━━ PROVIDED DATA ━━

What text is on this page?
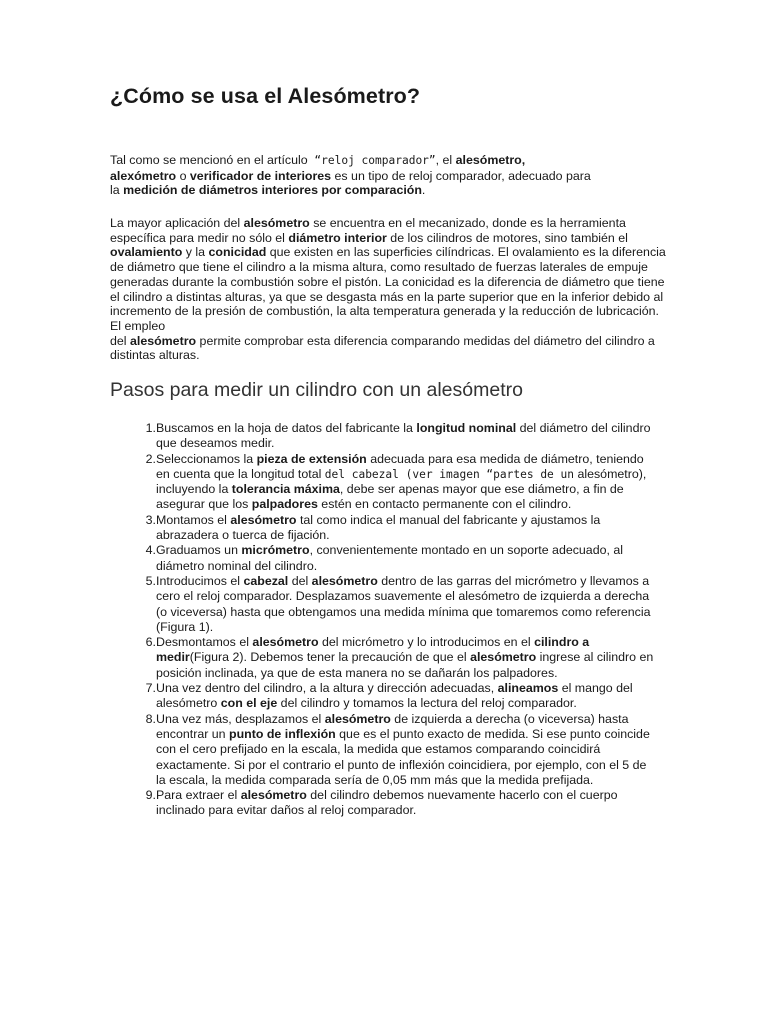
¿Cómo se usa el Alesómetro?

Tal como se mencionó en el artículo “reloj comparador”, el alesómetro,
alexómetro o verificador de interiores es un tipo de reloj comparador, adecuado para
la medición de diámetros interiores por comparación.

La mayor aplicación del alesómetro se encuentra en el mecanizado, donde es la herramienta específica para medir no sólo el diámetro interior de los cilindros de motores, sino también el ovalamiento y la conicidad que existen en las superficies cilíndricas. El ovalamiento es la diferencia de diámetro que tiene el cilindro a la misma altura, como resultado de fuerzas laterales de empuje generadas durante la combustión sobre el pistón. La conicidad es la diferencia de diámetro que tiene el cilindro a distintas alturas, ya que se desgasta más en la parte superior que en la inferior debido al incremento de la presión de combustión, la alta temperatura generada y la reducción de lubricación. El empleo
del alesómetro permite comprobar esta diferencia comparando medidas del diámetro del cilindro a distintas alturas.

Pasos para medir un cilindro con un alesómetro
1. Buscamos en la hoja de datos del fabricante la longitud nominal del diámetro del cilindro que deseamos medir.
2. Seleccionamos la pieza de extensión adecuada para esa medida de diámetro, teniendo en cuenta que la longitud total del cabezal (ver imagen “partes de un alesómetro), incluyendo la tolerancia máxima, debe ser apenas mayor que ese diámetro, a fin de asegurar que los palpadores estén en contacto permanente con el cilindro.
3. Montamos el alesómetro tal como indica el manual del fabricante y ajustamos la abrazadera o tuerca de fijación.
4. Graduamos un micrómetro, convenientemente montado en un soporte adecuado, al diámetro nominal del cilindro.
5. Introducimos el cabezal del alesómetro dentro de las garras del micrómetro y llevamos a cero el reloj comparador. Desplazamos suavemente el alesómetro de izquierda a derecha (o viceversa) hasta que obtengamos una medida mínima que tomaremos como referencia (Figura 1).
6. Desmontamos el alesómetro del micrómetro y lo introducimos en el cilindro a medir(Figura 2). Debemos tener la precaución de que el alesómetro ingrese al cilindro en posición inclinada, ya que de esta manera no se dañarán los palpadores.
7. Una vez dentro del cilindro, a la altura y dirección adecuadas, alineamos el mango del alesómetro con el eje del cilindro y tomamos la lectura del reloj comparador.
8. Una vez más, desplazamos el alesómetro de izquierda a derecha (o viceversa) hasta encontrar un punto de inflexión que es el punto exacto de medida. Si ese punto coincide con el cero prefijado en la escala, la medida que estamos comparando coincidirá exactamente. Si por el contrario el punto de inflexión coincidiera, por ejemplo, con el 5 de la escala, la medida comparada sería de 0,05 mm más que la medida prefijada.
9. Para extraer el alesómetro del cilindro debemos nuevamente hacerlo con el cuerpo inclinado para evitar daños al reloj comparador.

━━━

### WHAT TO PRODUCE:
Output the material word for word, omitting its pictures.

### SOLUTION TO THIS PROBLEM:
What text is on this page?
¿Cómo se usa el Alesómetro?

Tal como se mencionó en el artículo “reloj comparador”, el alesómetro,
alexómetro o verificador de interiores es un tipo de reloj comparador, adecuado para
la medición de diámetros interiores por comparación.

La mayor aplicación del alesómetro se encuentra en el mecanizado, donde es la herramienta específica para medir no sólo el diámetro interior de los cilindros de motores, sino también el ovalamiento y la conicidad que existen en las superficies cilíndricas. El ovalamiento es la diferencia de diámetro que tiene el cilindro a la misma altura, como resultado de fuerzas laterales de empuje generadas durante la combustión sobre el pistón. La conicidad es la diferencia de diámetro que tiene el cilindro a distintas alturas, ya que se desgasta más en la parte superior que en la inferior debido al incremento de la presión de combustión, la alta temperatura generada y la reducción de lubricación. El empleo
del alesómetro permite comprobar esta diferencia comparando medidas del diámetro del cilindro a distintas alturas.

Pasos para medir un cilindro con un alesómetro
1. Buscamos en la hoja de datos del fabricante la longitud nominal del diámetro del cilindro que deseamos medir.
2. Seleccionamos la pieza de extensión adecuada para esa medida de diámetro, teniendo en cuenta que la longitud total del cabezal (ver imagen “partes de un alesómetro), incluyendo la tolerancia máxima, debe ser apenas mayor que ese diámetro, a fin de asegurar que los palpadores estén en contacto permanente con el cilindro.
3. Montamos el alesómetro tal como indica el manual del fabricante y ajustamos la abrazadera o tuerca de fijación.
4. Graduamos un micrómetro, convenientemente montado en un soporte adecuado, al diámetro nominal del cilindro.
5. Introducimos el cabezal del alesómetro dentro de las garras del micrómetro y llevamos a cero el reloj comparador. Desplazamos suavemente el alesómetro de izquierda a derecha (o viceversa) hasta que obtengamos una medida mínima que tomaremos como referencia (Figura 1).
6. Desmontamos el alesómetro del micrómetro y lo introducimos en el cilindro a medir(Figura 2). Debemos tener la precaución de que el alesómetro ingrese al cilindro en posición inclinada, ya que de esta manera no se dañarán los palpadores.
7. Una vez dentro del cilindro, a la altura y dirección adecuadas, alineamos el mango del alesómetro con el eje del cilindro y tomamos la lectura del reloj comparador.
8. Una vez más, desplazamos el alesómetro de izquierda a derecha (o viceversa) hasta encontrar un punto de inflexión que es el punto exacto de medida. Si ese punto coincide con el cero prefijado en la escala, la medida que estamos comparando coincidirá exactamente. Si por el contrario el punto de inflexión coincidiera, por ejemplo, con el 5 de la escala, la medida comparada sería de 0,05 mm más que la medida prefijada.
9. Para extraer el alesómetro del cilindro debemos nuevamente hacerlo con el cuerpo inclinado para evitar daños al reloj comparador.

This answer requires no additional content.